__Supplied information__.
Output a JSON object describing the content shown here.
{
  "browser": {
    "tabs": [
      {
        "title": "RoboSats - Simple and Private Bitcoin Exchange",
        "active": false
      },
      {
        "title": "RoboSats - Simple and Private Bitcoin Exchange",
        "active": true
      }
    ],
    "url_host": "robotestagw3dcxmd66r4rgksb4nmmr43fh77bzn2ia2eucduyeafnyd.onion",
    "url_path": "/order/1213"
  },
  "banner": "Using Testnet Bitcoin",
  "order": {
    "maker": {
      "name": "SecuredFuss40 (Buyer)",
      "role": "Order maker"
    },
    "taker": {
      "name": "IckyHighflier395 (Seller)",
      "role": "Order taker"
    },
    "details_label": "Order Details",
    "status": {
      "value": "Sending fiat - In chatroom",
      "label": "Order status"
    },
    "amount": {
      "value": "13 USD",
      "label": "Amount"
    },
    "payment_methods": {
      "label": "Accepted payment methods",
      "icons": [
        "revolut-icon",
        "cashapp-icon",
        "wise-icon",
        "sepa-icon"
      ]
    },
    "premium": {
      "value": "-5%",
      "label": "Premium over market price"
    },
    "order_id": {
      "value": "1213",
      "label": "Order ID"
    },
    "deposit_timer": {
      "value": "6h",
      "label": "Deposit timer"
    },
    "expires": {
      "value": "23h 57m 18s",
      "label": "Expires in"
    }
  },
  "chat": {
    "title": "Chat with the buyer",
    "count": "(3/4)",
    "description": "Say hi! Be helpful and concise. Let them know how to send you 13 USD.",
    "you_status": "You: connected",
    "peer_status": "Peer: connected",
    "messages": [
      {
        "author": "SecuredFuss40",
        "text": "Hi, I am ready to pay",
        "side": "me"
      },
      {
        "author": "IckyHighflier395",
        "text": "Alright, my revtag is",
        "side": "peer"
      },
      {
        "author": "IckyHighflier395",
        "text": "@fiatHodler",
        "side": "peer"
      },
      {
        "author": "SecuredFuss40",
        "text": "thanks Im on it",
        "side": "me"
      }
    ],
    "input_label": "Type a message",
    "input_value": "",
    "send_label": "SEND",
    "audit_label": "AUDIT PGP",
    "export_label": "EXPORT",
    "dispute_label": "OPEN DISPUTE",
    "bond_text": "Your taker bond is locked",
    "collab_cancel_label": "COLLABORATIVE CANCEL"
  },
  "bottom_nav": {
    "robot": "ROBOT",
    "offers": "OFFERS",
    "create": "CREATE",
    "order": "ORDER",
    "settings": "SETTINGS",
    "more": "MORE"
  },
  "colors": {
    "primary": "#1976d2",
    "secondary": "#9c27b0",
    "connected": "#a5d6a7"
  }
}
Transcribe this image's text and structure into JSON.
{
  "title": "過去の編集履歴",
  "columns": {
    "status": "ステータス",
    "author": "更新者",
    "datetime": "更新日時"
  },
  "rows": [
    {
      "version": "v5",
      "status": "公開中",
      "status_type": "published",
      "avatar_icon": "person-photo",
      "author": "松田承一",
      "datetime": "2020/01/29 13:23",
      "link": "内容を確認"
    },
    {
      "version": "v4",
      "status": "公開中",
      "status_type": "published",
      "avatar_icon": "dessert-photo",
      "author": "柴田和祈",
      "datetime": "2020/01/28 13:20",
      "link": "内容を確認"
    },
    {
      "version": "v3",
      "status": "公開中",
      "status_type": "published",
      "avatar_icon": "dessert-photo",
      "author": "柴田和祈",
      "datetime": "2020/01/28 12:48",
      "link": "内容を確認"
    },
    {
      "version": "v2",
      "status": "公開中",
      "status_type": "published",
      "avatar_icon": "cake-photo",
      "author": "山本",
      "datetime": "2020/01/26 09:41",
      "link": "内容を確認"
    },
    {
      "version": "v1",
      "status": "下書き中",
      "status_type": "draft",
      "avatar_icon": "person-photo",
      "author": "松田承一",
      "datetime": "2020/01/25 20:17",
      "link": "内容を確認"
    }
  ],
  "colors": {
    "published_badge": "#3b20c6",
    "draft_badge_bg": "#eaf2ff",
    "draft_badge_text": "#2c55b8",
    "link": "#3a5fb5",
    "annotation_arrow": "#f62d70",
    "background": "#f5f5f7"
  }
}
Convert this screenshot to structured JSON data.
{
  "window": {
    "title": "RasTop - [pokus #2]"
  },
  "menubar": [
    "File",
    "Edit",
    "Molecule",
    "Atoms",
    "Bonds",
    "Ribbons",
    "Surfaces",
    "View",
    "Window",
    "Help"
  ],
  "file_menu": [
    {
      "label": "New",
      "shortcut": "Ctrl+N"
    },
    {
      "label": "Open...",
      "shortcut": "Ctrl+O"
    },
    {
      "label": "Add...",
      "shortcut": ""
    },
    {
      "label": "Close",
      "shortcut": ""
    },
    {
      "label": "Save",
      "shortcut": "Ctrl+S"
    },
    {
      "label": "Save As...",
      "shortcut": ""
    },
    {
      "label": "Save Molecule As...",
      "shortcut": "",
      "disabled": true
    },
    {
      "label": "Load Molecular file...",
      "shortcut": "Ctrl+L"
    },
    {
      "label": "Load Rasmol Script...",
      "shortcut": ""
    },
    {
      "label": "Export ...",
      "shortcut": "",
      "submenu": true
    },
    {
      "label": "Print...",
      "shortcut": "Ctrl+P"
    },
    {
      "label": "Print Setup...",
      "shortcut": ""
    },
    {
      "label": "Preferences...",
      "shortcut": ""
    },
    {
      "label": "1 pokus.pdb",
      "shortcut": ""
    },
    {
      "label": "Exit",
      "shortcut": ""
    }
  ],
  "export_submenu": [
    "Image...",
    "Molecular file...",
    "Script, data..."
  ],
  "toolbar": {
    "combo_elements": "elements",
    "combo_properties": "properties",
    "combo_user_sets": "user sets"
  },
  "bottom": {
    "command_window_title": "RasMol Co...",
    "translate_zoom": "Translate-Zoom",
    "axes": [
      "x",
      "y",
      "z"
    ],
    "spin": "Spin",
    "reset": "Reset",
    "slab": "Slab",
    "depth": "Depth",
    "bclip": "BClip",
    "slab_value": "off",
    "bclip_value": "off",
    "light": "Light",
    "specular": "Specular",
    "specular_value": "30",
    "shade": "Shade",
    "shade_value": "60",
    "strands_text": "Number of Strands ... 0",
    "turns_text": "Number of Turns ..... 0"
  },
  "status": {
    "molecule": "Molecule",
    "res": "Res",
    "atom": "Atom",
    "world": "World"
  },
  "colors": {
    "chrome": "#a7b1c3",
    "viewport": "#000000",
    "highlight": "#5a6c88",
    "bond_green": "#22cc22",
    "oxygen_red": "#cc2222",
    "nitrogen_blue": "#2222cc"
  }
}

__What the task requires__. Identify each line holding the string "Ctrl", and copy it out.

__Result for this task__.
      "shortcut": "Ctrl+N"
      "shortcut": "Ctrl+O"
      "shortcut": "Ctrl+S"
      "shortcut": "Ctrl+L"
      "shortcut": "Ctrl+P"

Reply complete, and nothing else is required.